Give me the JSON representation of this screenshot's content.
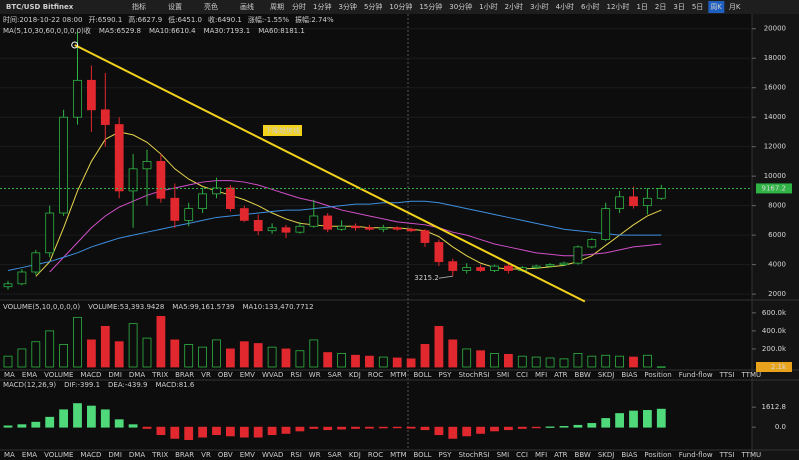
{
  "toolbar": {
    "symbol": "BTC/USD Bitfinex",
    "buttons": [
      "指标",
      "设置",
      "亮色",
      "画线"
    ],
    "period_label": "周期",
    "periods": [
      "分时",
      "1分钟",
      "3分钟",
      "5分钟",
      "10分钟",
      "15分钟",
      "30分钟",
      "1小时",
      "2小时",
      "3小时",
      "4小时",
      "6小时",
      "12小时",
      "1日",
      "2日",
      "3日",
      "5日",
      "周K",
      "月K"
    ],
    "active_period": 17
  },
  "info": [
    "时间:2018-10-22 08:00",
    "开:6590.1",
    "高:6627.9",
    "低:6451.0",
    "收:6490.1",
    "涨幅:-1.55%",
    "振幅:2.74%"
  ],
  "ma_legend": [
    {
      "text": "MA(5,10,30,60,0,0,0,0)收",
      "color": "#cfcfcf"
    },
    {
      "text": "MA5:6529.8",
      "color": "#ffffff"
    },
    {
      "text": "MA10:6610.4",
      "color": "#e8d44d"
    },
    {
      "text": "MA30:7193.1",
      "color": "#d04fc8"
    },
    {
      "text": "MA60:8181.1",
      "color": "#3f8fe0"
    }
  ],
  "volume_legend": [
    {
      "text": "VOLUME(5,10,0,0,0,0)",
      "color": "#cfcfcf"
    },
    {
      "text": "VOLUME:53,393.9428",
      "color": "#ffffff"
    },
    {
      "text": "MA5:99,161.5739",
      "color": "#ffffff"
    },
    {
      "text": "MA10:133,470.7712",
      "color": "#e8d44d"
    }
  ],
  "macd_legend": [
    {
      "text": "MACD(12,26,9)",
      "color": "#cfcfcf"
    },
    {
      "text": "DIF:-399.1",
      "color": "#ffffff"
    },
    {
      "text": "DEA:-439.9",
      "color": "#e8d44d"
    },
    {
      "text": "MACD:81.6",
      "color": "#d04fc8"
    }
  ],
  "indicators": [
    "MA",
    "EMA",
    "VOLUME",
    "MACD",
    "DMI",
    "DMA",
    "TRIX",
    "BRAR",
    "VR",
    "OBV",
    "EMV",
    "WVAD",
    "RSI",
    "WR",
    "SAR",
    "KDJ",
    "ROC",
    "MTM",
    "BOLL",
    "PSY",
    "StochRSI",
    "SMI",
    "CCI",
    "MFI",
    "ATR",
    "BBW",
    "SKDJ",
    "BIAS",
    "Position",
    "Fund-flow",
    "TTSI",
    "TTMU"
  ],
  "chart_data": [
    {
      "type": "candlestick",
      "up_color": "#2fb344",
      "down_color": "#e0282e",
      "ylim": [
        1600,
        21000
      ],
      "yticks": [
        2000,
        4000,
        6000,
        8000,
        10000,
        12000,
        14000,
        16000,
        18000,
        20000
      ],
      "grid": true,
      "open": [
        2500,
        2700,
        3500,
        4800,
        7500,
        14000,
        16500,
        14500,
        13500,
        9000,
        10500,
        11000,
        8500,
        7000,
        7800,
        8800,
        9200,
        7800,
        7000,
        6300,
        6500,
        6200,
        6600,
        7300,
        6400,
        6600,
        6500,
        6400,
        6500,
        6400,
        6300,
        5500,
        4200,
        3600,
        3800,
        3600,
        3900,
        3600,
        3800,
        3900,
        4000,
        4100,
        5200,
        5700,
        7800,
        8600,
        8000,
        8500
      ],
      "high": [
        2900,
        3700,
        5000,
        8000,
        14500,
        19800,
        17500,
        17000,
        14000,
        11500,
        11800,
        11500,
        9500,
        8200,
        9200,
        9900,
        9400,
        8000,
        7400,
        6800,
        6700,
        6900,
        8400,
        7500,
        7000,
        6800,
        6700,
        6700,
        6600,
        6500,
        6400,
        5700,
        4400,
        4100,
        4000,
        4000,
        4100,
        3900,
        4000,
        4100,
        4200,
        5300,
        5800,
        8200,
        9000,
        9300,
        9200,
        9400
      ],
      "low": [
        2300,
        2600,
        3300,
        4500,
        7300,
        13500,
        13000,
        12000,
        8500,
        6500,
        8000,
        8200,
        6500,
        6600,
        7500,
        8500,
        7600,
        6900,
        6000,
        6100,
        5800,
        6100,
        6500,
        6200,
        6300,
        6300,
        6300,
        6200,
        6300,
        6200,
        5200,
        3900,
        3215.2,
        3400,
        3500,
        3500,
        3400,
        3500,
        3700,
        3800,
        3900,
        4000,
        5100,
        5600,
        7500,
        7800,
        7400,
        8400
      ],
      "close": [
        2700,
        3500,
        4800,
        7500,
        14000,
        16500,
        14500,
        13500,
        9000,
        10500,
        11000,
        8500,
        7000,
        7800,
        8800,
        9200,
        7800,
        7000,
        6300,
        6500,
        6200,
        6600,
        7300,
        6400,
        6600,
        6500,
        6400,
        6500,
        6400,
        6300,
        5500,
        4200,
        3600,
        3800,
        3600,
        3900,
        3600,
        3800,
        3900,
        4000,
        4100,
        5200,
        5700,
        7800,
        8600,
        8000,
        8500,
        9167.2
      ],
      "lines": [
        {
          "color": "#e8d44d",
          "values": [
            null,
            null,
            3200,
            4200,
            6500,
            9000,
            11000,
            12500,
            13000,
            12800,
            12300,
            11500,
            10500,
            9800,
            9300,
            9000,
            8700,
            8400,
            8000,
            7500,
            7100,
            6800,
            6700,
            6600,
            6600,
            6600,
            6500,
            6500,
            6500,
            6400,
            6300,
            5900,
            5200,
            4600,
            4100,
            3800,
            3700,
            3700,
            3750,
            3850,
            3950,
            4200,
            4600,
            5300,
            6000,
            6700,
            7300,
            7700
          ]
        },
        {
          "color": "#d04fc8",
          "values": [
            null,
            null,
            null,
            3500,
            4500,
            5500,
            6500,
            7300,
            7900,
            8300,
            8700,
            9000,
            9200,
            9400,
            9600,
            9700,
            9700,
            9600,
            9400,
            9100,
            8800,
            8500,
            8300,
            8000,
            7700,
            7500,
            7300,
            7100,
            6900,
            6800,
            6700,
            6500,
            6200,
            6000,
            5700,
            5400,
            5200,
            5000,
            4800,
            4700,
            4600,
            4600,
            4700,
            4800,
            5000,
            5200,
            5300,
            5400
          ]
        },
        {
          "color": "#3f8fe0",
          "values": [
            3600,
            3800,
            4000,
            4200,
            4500,
            4800,
            5200,
            5500,
            5800,
            6000,
            6200,
            6400,
            6600,
            6800,
            7000,
            7200,
            7300,
            7400,
            7500,
            7600,
            7700,
            7700,
            7800,
            7900,
            8000,
            8100,
            8100,
            8200,
            8200,
            8300,
            8300,
            8200,
            8000,
            7800,
            7600,
            7400,
            7200,
            7000,
            6800,
            6600,
            6400,
            6300,
            6200,
            6100,
            6000,
            6000,
            6000,
            6000
          ]
        }
      ],
      "trendline": {
        "label": "下降趋势线",
        "color": "#f2d21b",
        "start": [
          4.8,
          18900
        ],
        "end": [
          41.5,
          1500
        ]
      }
    },
    {
      "type": "bar",
      "ylim": [
        0,
        720000
      ],
      "yticks": [
        {
          "value": 200000,
          "label": "200.0k"
        },
        {
          "value": 400000,
          "label": "400.0k"
        },
        {
          "value": 600000,
          "label": "600.0k"
        }
      ],
      "values": [
        120000,
        200000,
        280000,
        400000,
        250000,
        550000,
        300000,
        450000,
        280000,
        480000,
        320000,
        560000,
        300000,
        250000,
        220000,
        300000,
        200000,
        280000,
        260000,
        220000,
        200000,
        180000,
        300000,
        160000,
        150000,
        130000,
        120000,
        110000,
        100000,
        90000,
        250000,
        450000,
        300000,
        200000,
        180000,
        150000,
        140000,
        120000,
        110000,
        100000,
        90000,
        150000,
        120000,
        130000,
        120000,
        110000,
        130000,
        2100
      ],
      "value_labels": [
        null,
        null,
        null,
        null,
        null,
        null,
        null,
        null,
        null,
        null,
        null,
        null,
        null,
        null,
        null,
        null,
        null,
        null,
        null,
        null,
        null,
        null,
        null,
        null,
        null,
        null,
        null,
        null,
        null,
        null,
        null,
        null,
        null,
        null,
        null,
        null,
        null,
        null,
        null,
        null,
        null,
        null,
        null,
        null,
        null,
        null,
        null,
        "2.1k"
      ]
    },
    {
      "type": "bar",
      "ylim": [
        -2000,
        3400
      ],
      "yticks": [
        {
          "value": 0,
          "label": "0.0"
        },
        1612.8
      ],
      "up_color": "#4fd97a",
      "down_color": "#e0282e",
      "values": [
        100,
        200,
        400,
        800,
        1400,
        1900,
        1700,
        1400,
        600,
        200,
        -100,
        -600,
        -900,
        -1000,
        -800,
        -600,
        -700,
        -800,
        -800,
        -600,
        -500,
        -300,
        -100,
        -200,
        -150,
        -100,
        -80,
        -60,
        -50,
        -80,
        -200,
        -600,
        -900,
        -700,
        -500,
        -300,
        -200,
        -100,
        -50,
        20,
        60,
        150,
        300,
        700,
        1100,
        1300,
        1350,
        1450
      ]
    }
  ]
}
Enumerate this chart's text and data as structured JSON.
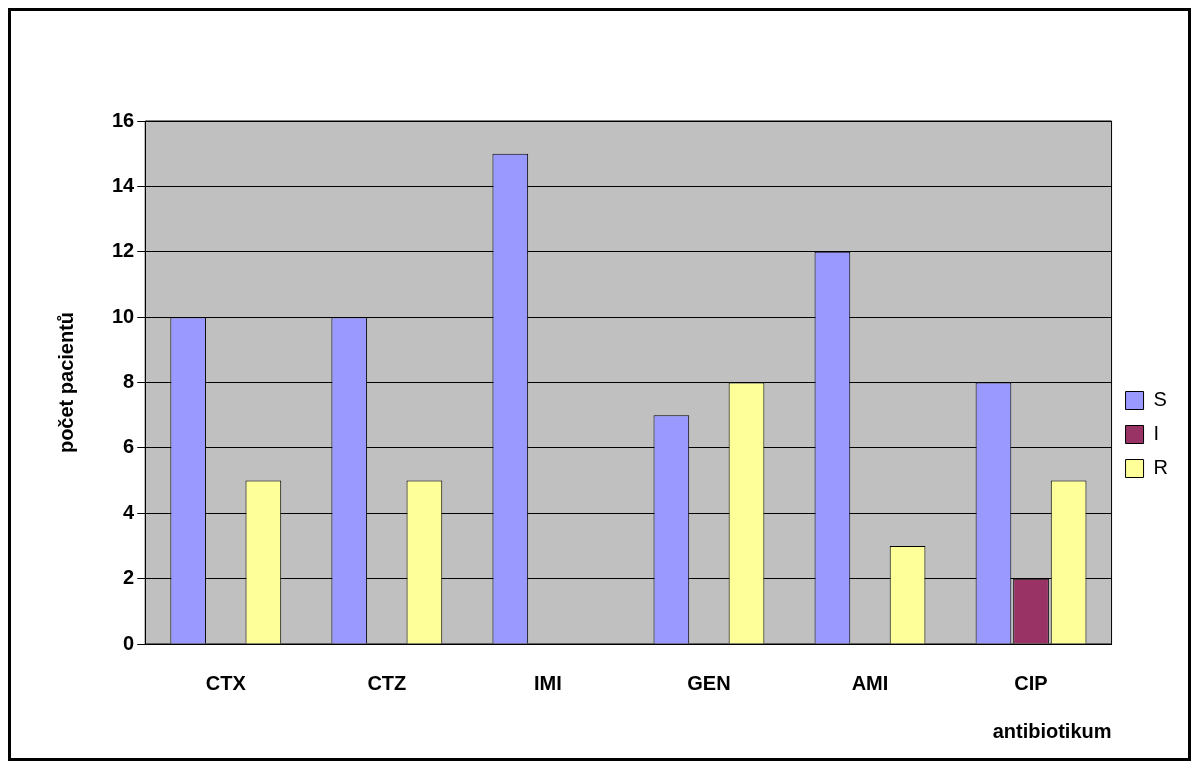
{
  "chart_data": {
    "type": "bar",
    "xlabel": "antibiotikum",
    "ylabel": "počet pacientů",
    "categories": [
      "CTX",
      "CTZ",
      "IMI",
      "GEN",
      "AMI",
      "CIP"
    ],
    "series": [
      {
        "name": "S",
        "color": "#9999ff",
        "values": [
          10,
          10,
          15,
          7,
          12,
          8
        ]
      },
      {
        "name": "I",
        "color": "#993366",
        "values": [
          0,
          0,
          0,
          0,
          0,
          2
        ]
      },
      {
        "name": "R",
        "color": "#ffff99",
        "values": [
          5,
          5,
          0,
          8,
          3,
          5
        ]
      }
    ],
    "ylim": [
      0,
      16
    ],
    "yticks": [
      0,
      2,
      4,
      6,
      8,
      10,
      12,
      14,
      16
    ],
    "grid": "y",
    "legend": "right"
  }
}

__CHALLENGE__
Respond with nothing but the number of lines in the entries that contain the string "JSON".

__ANSWER TO THE TASK__
2